**What you are asked to do**: Where a line holds "Chatbot", copy it.

**Given information**:
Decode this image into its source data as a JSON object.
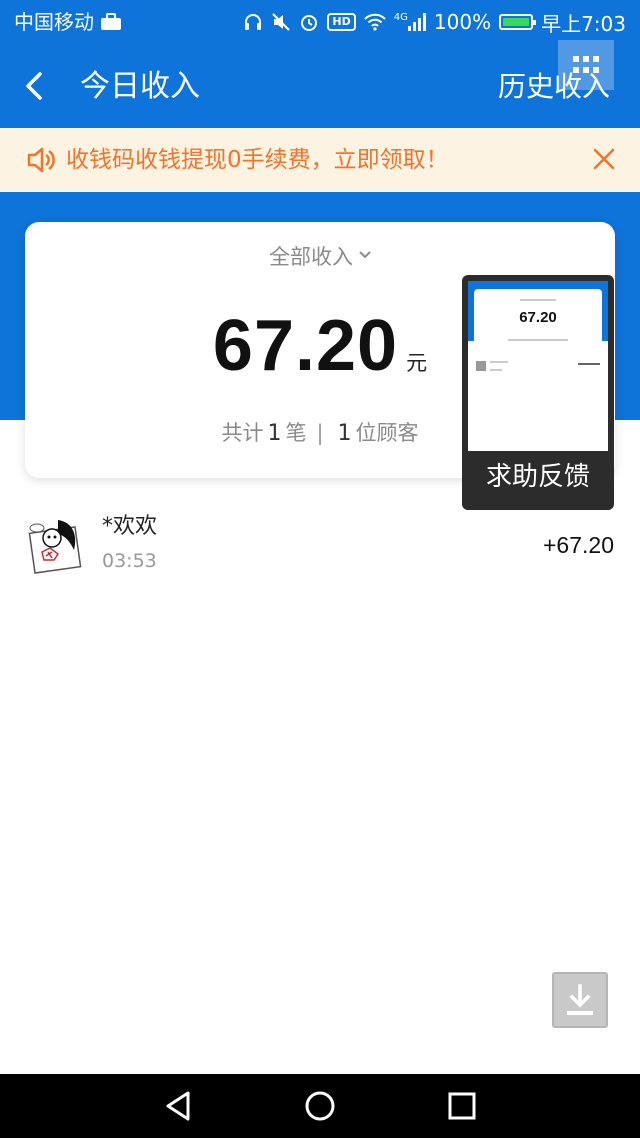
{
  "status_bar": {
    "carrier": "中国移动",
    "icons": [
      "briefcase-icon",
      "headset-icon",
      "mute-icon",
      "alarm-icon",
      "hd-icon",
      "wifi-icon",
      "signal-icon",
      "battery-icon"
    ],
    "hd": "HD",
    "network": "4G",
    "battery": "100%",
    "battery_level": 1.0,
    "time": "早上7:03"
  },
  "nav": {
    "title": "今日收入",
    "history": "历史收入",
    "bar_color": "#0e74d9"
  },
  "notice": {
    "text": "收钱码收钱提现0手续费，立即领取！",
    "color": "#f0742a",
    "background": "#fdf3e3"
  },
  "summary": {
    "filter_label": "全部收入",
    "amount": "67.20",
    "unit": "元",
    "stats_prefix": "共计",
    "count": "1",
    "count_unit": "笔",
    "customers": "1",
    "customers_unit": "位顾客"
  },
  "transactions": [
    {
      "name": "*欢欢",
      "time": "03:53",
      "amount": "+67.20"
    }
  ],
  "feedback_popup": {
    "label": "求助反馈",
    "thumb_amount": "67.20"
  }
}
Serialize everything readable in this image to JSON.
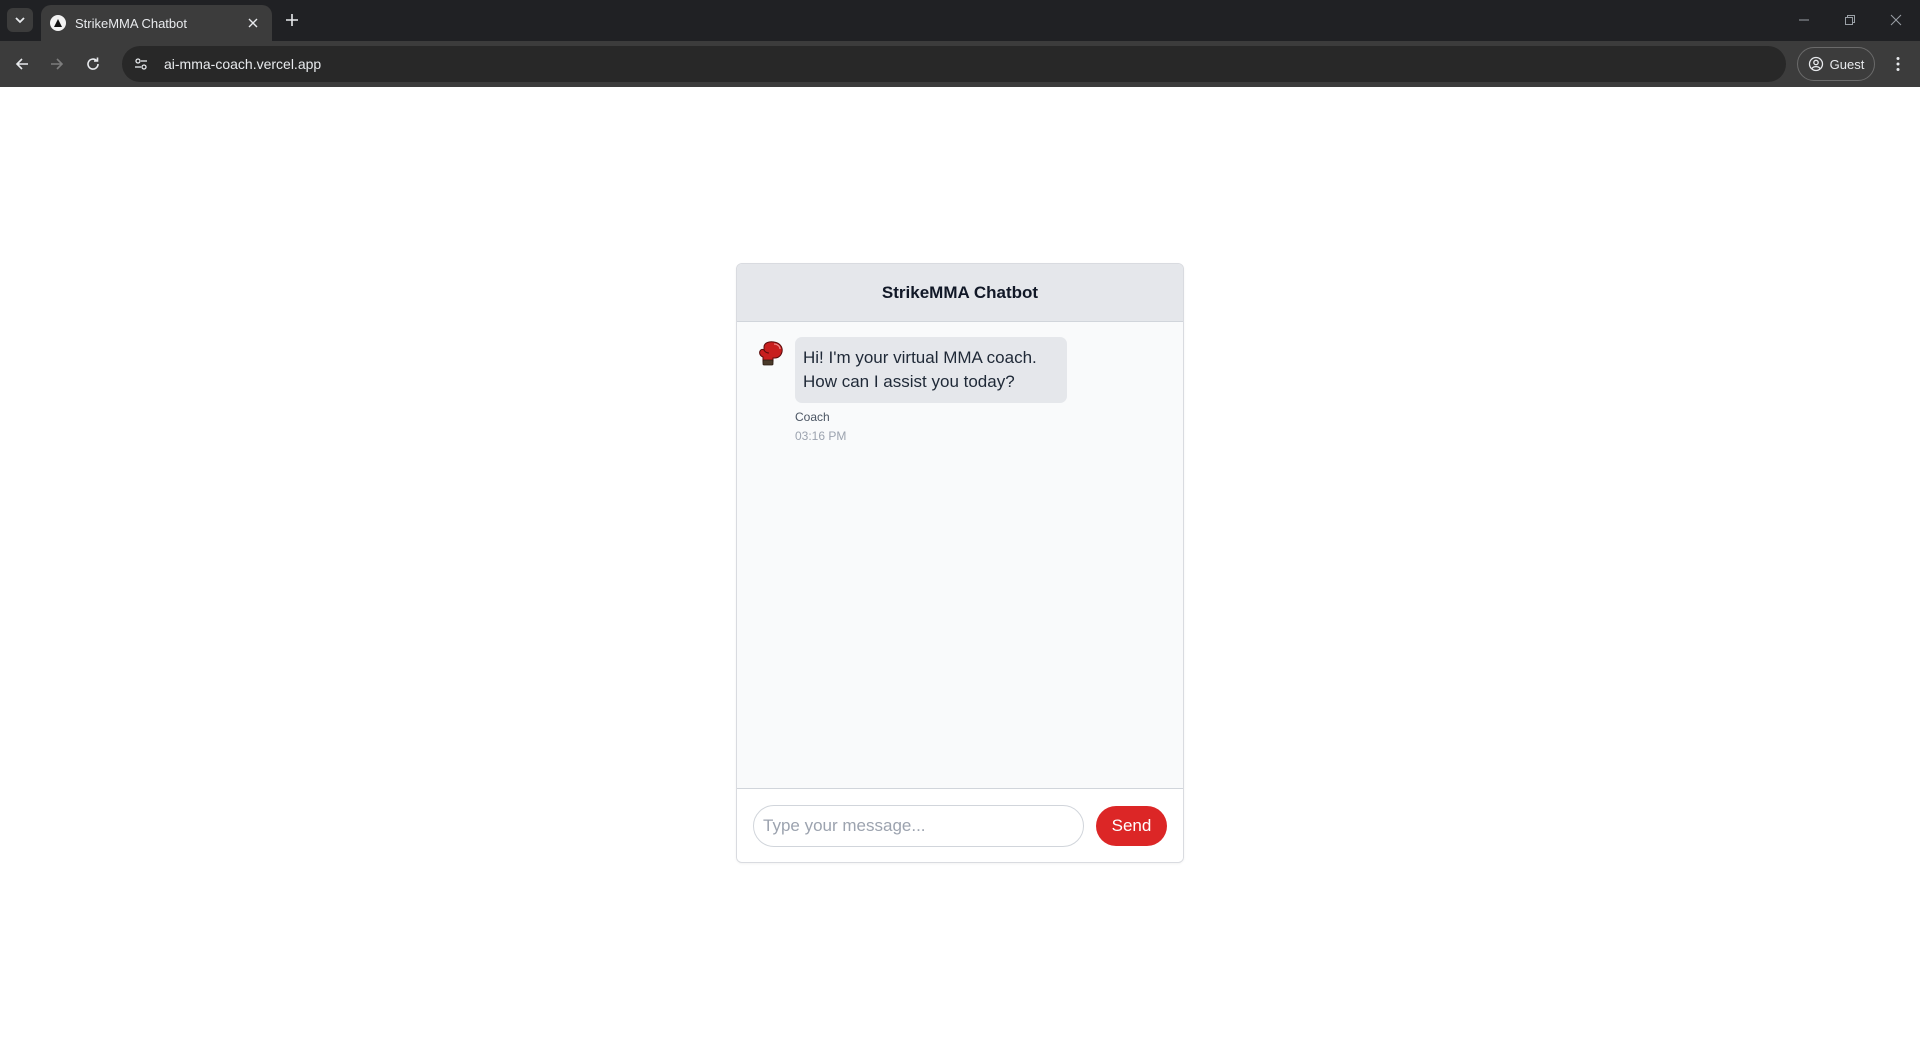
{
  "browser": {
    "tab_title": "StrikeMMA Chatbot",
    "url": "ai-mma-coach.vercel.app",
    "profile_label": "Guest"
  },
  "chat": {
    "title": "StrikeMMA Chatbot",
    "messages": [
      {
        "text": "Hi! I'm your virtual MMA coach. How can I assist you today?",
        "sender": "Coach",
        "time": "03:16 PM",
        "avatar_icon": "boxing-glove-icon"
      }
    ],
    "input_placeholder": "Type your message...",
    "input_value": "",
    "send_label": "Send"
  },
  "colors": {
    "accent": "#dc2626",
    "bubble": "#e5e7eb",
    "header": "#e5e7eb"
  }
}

**Solution for this problem**:
    "tab_title": "StrikeMMA Chatbot",
    "title": "StrikeMMA Chatbot",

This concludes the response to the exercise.